** BEGIN Record extracts **

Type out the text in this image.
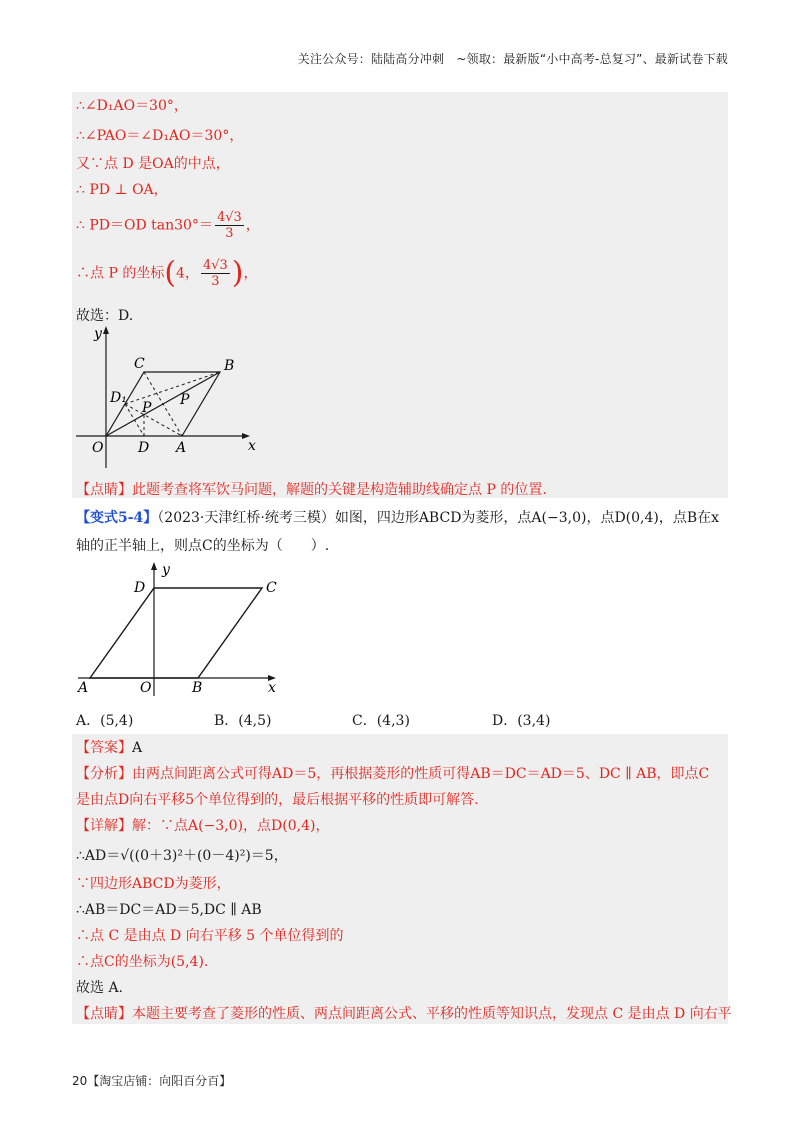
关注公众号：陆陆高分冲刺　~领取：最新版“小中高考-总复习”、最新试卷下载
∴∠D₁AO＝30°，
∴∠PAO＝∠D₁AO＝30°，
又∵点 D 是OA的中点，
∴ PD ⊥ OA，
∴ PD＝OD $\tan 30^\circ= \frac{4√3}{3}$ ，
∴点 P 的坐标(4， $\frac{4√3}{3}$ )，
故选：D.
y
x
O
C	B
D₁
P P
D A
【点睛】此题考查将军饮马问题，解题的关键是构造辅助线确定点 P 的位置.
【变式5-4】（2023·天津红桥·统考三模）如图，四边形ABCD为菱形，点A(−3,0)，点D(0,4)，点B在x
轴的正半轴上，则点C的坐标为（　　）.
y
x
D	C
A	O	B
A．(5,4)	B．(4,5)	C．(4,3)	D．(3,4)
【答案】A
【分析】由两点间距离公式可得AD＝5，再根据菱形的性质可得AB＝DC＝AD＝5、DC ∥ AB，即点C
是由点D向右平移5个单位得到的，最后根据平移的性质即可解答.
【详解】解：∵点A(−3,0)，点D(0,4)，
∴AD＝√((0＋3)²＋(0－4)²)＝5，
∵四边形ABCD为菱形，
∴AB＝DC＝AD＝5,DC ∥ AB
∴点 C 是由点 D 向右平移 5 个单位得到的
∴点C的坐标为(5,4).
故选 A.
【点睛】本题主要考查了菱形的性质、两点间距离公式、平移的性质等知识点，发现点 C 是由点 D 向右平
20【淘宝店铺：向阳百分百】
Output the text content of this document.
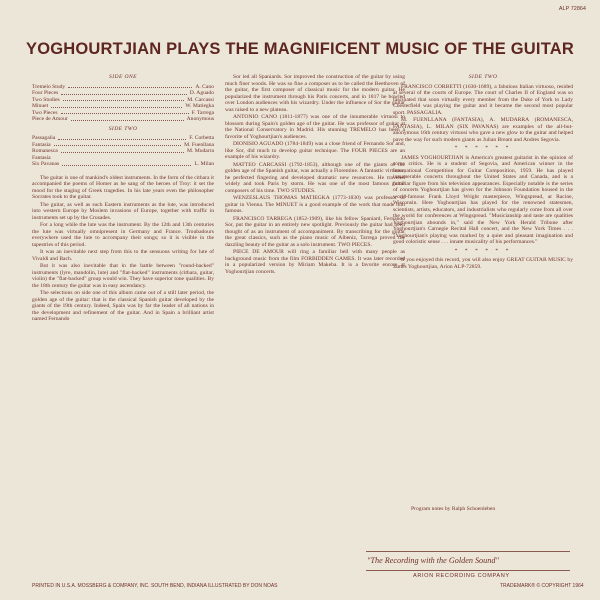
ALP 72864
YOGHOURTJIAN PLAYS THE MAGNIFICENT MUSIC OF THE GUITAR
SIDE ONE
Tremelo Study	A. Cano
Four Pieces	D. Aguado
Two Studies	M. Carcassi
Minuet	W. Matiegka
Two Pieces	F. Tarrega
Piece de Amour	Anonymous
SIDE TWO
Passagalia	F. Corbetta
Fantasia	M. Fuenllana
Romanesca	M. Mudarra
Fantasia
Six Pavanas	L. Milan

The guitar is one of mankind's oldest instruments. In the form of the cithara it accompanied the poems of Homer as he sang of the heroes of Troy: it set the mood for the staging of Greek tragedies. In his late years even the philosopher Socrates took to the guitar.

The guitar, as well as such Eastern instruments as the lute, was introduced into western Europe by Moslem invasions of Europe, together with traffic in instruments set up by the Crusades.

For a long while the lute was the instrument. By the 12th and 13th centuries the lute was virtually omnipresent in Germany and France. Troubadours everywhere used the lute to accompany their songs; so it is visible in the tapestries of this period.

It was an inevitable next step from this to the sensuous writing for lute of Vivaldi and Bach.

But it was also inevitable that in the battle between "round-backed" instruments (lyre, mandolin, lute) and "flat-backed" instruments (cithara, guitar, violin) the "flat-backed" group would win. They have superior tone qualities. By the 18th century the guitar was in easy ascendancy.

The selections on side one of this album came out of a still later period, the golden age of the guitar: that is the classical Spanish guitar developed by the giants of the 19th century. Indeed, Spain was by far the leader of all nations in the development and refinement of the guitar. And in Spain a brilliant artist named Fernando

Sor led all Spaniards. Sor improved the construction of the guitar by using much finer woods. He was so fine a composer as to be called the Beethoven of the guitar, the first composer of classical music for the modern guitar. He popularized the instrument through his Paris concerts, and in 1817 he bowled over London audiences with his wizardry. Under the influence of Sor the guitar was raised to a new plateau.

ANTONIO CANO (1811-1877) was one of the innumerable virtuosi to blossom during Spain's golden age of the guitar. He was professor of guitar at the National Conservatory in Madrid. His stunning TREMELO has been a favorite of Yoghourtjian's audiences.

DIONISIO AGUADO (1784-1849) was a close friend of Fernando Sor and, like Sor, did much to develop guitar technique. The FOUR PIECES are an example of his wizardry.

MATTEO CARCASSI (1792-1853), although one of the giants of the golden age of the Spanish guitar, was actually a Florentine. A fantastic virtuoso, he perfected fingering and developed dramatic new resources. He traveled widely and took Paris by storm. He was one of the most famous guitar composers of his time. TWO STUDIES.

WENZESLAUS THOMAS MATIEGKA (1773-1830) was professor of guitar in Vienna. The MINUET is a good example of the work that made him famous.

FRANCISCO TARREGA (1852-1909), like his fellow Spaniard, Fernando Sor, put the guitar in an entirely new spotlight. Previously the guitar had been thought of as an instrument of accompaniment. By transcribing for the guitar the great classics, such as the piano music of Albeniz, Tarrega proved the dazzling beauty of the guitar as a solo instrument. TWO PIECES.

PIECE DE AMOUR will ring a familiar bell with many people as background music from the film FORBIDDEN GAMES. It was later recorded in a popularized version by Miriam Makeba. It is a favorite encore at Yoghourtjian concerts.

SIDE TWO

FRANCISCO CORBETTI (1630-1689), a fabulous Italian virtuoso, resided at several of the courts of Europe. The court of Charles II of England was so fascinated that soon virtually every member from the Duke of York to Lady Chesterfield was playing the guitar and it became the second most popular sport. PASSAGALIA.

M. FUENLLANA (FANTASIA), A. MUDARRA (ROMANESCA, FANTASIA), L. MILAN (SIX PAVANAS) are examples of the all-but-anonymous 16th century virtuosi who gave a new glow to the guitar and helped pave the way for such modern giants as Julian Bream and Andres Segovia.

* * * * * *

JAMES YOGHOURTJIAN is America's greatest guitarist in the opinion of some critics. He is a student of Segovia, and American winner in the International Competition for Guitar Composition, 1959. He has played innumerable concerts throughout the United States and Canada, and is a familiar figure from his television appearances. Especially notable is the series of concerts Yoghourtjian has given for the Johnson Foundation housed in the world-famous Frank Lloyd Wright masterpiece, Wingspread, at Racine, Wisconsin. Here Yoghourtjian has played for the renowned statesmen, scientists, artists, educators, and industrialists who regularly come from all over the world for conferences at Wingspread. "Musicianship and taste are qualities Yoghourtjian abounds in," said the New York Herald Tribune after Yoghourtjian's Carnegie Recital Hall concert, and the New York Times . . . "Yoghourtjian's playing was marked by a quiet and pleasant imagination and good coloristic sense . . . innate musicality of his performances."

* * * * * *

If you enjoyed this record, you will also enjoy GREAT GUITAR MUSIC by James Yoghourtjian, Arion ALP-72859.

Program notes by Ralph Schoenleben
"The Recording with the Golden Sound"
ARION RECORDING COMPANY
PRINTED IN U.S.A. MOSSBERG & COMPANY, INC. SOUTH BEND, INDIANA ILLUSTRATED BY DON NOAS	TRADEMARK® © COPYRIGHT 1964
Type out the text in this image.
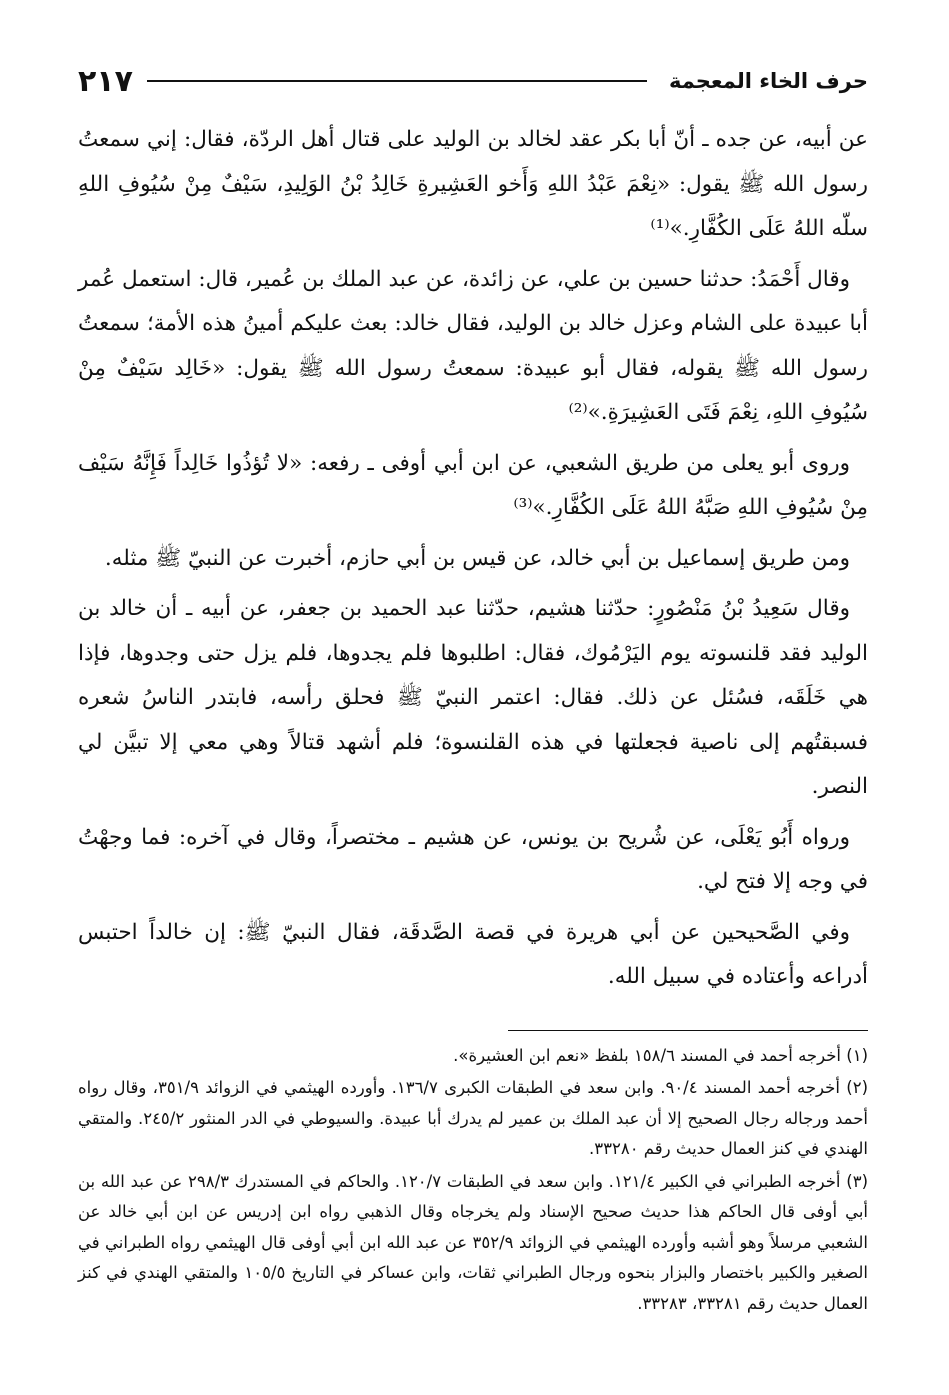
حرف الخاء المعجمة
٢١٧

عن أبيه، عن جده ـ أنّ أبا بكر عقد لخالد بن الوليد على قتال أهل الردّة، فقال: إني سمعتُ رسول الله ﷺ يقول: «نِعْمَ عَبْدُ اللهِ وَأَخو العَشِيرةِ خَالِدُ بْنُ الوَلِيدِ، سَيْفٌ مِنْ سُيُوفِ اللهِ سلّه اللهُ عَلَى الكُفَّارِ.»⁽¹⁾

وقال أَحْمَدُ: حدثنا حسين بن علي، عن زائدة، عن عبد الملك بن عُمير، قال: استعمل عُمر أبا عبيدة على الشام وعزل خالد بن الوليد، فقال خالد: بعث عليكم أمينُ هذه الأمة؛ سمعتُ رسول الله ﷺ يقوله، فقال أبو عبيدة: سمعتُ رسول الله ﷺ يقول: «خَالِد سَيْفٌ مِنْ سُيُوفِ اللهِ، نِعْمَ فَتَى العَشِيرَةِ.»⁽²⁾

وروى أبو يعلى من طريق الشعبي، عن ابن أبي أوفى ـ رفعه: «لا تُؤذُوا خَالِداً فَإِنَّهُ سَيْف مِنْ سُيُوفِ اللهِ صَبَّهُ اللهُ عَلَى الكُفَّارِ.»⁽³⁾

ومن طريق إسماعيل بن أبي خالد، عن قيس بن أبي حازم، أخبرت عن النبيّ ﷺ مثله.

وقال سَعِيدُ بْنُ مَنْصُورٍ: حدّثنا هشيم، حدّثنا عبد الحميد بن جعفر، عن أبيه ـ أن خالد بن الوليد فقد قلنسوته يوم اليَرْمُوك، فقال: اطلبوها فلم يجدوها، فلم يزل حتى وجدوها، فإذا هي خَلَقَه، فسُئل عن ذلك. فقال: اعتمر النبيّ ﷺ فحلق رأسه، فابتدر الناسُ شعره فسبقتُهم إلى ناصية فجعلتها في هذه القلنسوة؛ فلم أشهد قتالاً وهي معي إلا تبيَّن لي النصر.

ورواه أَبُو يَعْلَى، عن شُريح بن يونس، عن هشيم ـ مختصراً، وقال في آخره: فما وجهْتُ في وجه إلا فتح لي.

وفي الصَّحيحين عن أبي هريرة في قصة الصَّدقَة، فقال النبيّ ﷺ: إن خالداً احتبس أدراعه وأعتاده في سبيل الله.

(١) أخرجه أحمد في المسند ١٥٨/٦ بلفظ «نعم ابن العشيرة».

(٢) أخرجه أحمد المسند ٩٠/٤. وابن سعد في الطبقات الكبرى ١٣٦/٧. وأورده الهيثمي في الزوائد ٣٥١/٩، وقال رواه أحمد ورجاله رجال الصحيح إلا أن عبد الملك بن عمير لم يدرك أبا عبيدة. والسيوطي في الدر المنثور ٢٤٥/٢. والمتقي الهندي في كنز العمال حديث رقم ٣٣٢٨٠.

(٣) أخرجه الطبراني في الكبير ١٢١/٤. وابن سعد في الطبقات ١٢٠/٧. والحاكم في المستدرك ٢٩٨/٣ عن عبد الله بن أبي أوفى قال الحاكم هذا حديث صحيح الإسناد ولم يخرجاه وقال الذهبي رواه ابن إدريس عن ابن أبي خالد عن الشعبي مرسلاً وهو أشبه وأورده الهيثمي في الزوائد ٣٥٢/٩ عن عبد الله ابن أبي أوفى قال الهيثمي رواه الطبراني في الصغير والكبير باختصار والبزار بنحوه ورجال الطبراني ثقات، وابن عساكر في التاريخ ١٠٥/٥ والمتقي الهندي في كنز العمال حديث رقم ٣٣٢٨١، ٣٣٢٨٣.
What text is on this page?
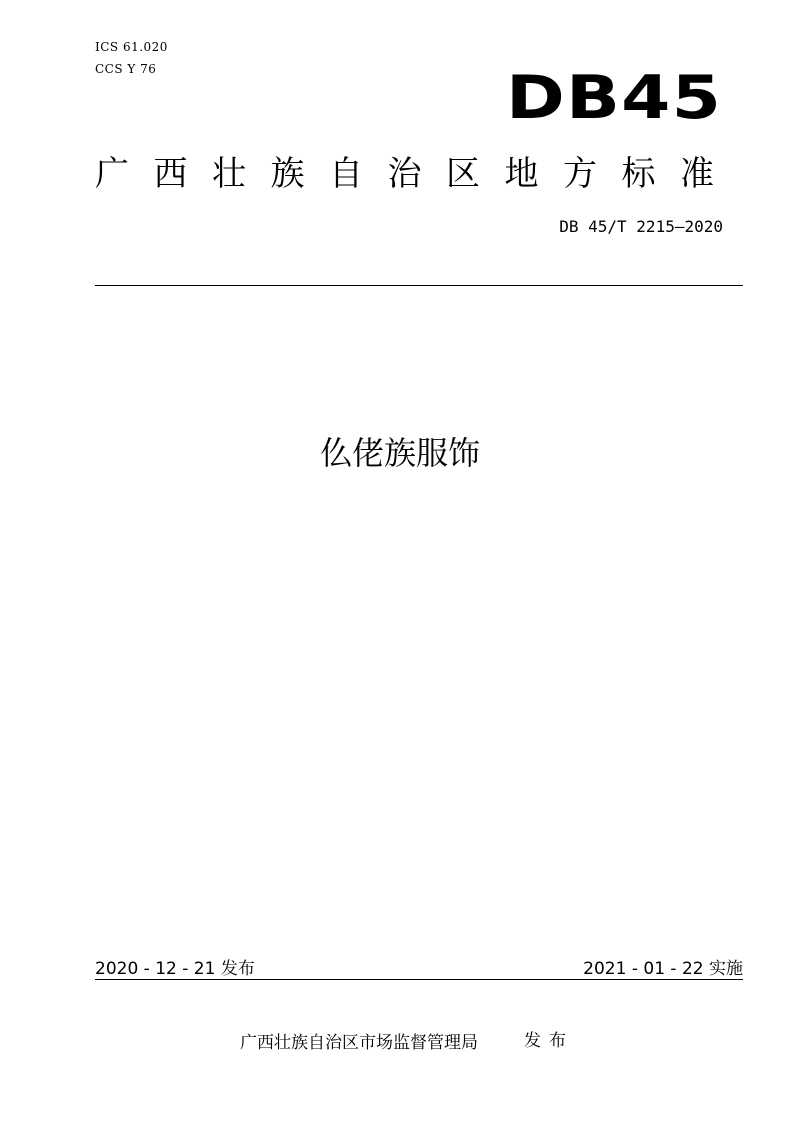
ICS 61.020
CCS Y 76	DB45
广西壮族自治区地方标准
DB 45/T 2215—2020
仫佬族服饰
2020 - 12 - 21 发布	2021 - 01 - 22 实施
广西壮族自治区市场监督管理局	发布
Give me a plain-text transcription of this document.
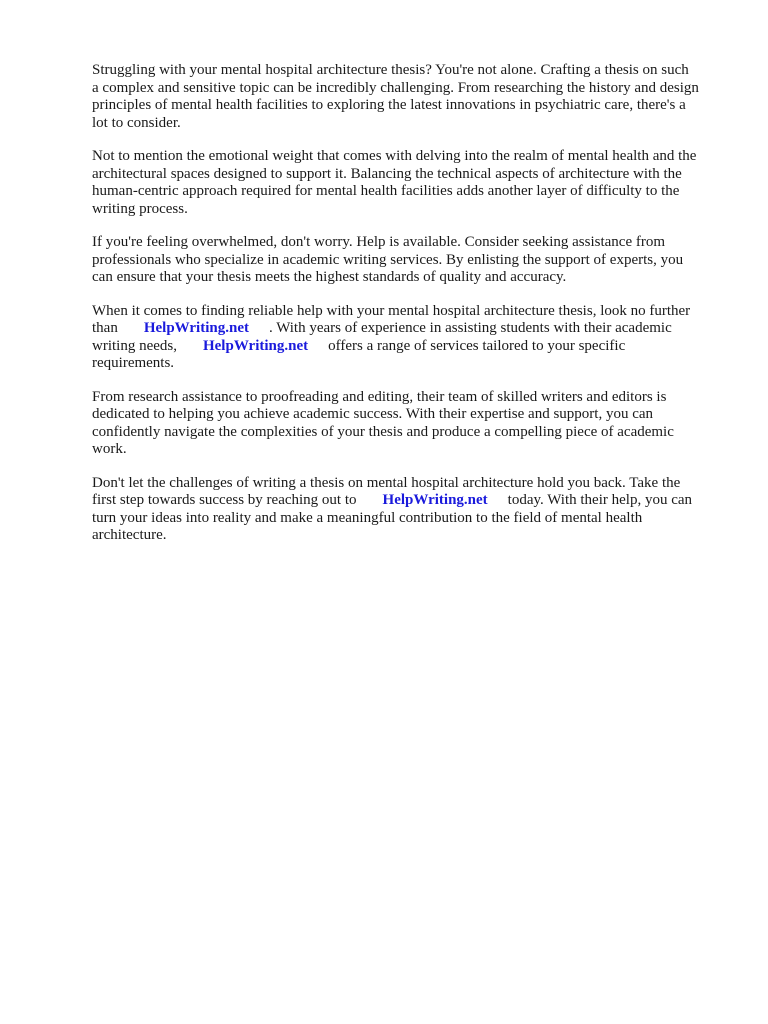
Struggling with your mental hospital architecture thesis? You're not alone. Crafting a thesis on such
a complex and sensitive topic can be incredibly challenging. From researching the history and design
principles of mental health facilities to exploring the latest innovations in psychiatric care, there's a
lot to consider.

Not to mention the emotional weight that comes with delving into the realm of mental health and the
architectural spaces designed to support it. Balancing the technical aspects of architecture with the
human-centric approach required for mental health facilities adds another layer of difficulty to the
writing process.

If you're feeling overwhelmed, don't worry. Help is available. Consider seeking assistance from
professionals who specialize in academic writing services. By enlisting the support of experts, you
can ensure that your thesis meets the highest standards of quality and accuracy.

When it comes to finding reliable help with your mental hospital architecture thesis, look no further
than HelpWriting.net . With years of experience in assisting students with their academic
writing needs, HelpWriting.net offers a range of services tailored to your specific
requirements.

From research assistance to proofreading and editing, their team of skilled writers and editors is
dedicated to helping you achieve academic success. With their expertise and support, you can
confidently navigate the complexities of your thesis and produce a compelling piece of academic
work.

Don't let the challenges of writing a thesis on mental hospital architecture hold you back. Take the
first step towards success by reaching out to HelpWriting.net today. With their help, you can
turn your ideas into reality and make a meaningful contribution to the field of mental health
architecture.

** END Record extracts **

Written task
Go through the listing above and pull out each line containing the word "المسند".

Result for this task
(١) أخرجه أحمد في المسند ١٥٨/٦ بلفظ «نعم ابن العشيرة».
(٢) أخرجه أحمد المسند ٩٠/٤. وابن سعد في الطبقات الكبرى ١٣٦/٧. وأورده الهيثمي في الزوائد ٣٥١/٩، وقال رواه أحمد ورجاله رجال الصحيح إلا أن عبد الملك بن عمير لم يدرك أبا عبيدة. والسيوطي في الدر المنثور ٢٤٥/٢. والمتقي الهندي في كنز العمال حديث رقم ٣٣٢٨٠.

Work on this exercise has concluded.